Objective:
Return each line containing the string "type".

# # # # # # #

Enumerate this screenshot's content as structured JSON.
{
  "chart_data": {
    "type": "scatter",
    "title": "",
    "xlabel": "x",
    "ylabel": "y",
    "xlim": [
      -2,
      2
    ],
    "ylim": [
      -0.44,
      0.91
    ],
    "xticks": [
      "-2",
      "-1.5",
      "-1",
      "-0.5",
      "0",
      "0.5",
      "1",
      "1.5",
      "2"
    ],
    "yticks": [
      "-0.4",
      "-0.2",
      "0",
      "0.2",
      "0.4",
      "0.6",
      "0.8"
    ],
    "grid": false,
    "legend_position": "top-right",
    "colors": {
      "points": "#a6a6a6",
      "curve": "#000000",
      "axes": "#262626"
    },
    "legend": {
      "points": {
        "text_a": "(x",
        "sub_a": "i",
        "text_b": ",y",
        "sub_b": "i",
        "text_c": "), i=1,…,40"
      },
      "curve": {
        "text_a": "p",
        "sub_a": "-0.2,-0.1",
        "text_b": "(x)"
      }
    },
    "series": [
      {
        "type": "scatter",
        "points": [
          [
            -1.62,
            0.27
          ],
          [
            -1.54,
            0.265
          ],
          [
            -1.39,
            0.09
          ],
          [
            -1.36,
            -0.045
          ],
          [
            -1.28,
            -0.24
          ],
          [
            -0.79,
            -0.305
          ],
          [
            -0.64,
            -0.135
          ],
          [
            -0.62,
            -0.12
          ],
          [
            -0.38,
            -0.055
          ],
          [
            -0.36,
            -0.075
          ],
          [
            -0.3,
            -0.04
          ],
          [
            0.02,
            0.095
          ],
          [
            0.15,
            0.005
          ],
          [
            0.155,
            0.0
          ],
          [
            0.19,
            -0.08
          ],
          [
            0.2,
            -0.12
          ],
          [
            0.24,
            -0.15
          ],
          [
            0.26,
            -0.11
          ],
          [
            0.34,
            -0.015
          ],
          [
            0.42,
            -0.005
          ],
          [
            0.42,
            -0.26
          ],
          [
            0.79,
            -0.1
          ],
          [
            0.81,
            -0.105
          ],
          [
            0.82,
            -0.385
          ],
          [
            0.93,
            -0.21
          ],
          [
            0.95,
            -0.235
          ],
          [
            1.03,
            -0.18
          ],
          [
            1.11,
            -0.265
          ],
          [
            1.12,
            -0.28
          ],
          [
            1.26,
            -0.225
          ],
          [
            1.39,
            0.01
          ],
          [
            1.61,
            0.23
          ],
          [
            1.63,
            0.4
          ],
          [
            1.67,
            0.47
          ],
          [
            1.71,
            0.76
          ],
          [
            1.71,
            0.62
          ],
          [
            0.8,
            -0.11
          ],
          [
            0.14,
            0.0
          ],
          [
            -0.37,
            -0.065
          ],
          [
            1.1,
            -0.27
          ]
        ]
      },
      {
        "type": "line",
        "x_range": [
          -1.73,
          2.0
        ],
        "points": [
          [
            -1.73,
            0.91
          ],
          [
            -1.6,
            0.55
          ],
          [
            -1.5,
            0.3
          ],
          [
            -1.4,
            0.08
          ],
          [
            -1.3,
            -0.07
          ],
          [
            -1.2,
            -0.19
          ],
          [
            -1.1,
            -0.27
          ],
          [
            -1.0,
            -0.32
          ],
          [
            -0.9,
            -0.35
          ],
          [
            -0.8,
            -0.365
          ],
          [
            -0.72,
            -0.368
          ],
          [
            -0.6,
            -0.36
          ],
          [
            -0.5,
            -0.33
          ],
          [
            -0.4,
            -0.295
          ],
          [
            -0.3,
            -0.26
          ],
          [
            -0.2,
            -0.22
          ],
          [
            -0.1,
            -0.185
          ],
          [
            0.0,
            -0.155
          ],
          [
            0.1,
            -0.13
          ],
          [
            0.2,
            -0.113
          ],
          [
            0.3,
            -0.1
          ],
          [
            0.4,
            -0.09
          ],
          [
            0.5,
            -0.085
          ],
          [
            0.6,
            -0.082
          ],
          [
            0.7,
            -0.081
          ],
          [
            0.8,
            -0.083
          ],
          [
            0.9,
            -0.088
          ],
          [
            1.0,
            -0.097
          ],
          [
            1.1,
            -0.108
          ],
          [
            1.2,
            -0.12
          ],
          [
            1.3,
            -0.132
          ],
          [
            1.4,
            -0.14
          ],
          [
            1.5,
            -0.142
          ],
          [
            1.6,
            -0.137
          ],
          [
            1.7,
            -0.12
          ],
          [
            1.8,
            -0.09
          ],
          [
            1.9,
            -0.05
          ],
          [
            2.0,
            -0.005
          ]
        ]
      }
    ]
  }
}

# # # # # # #

Reply to the task:
    "type": "scatter",
        "type": "scatter",
        "type": "line",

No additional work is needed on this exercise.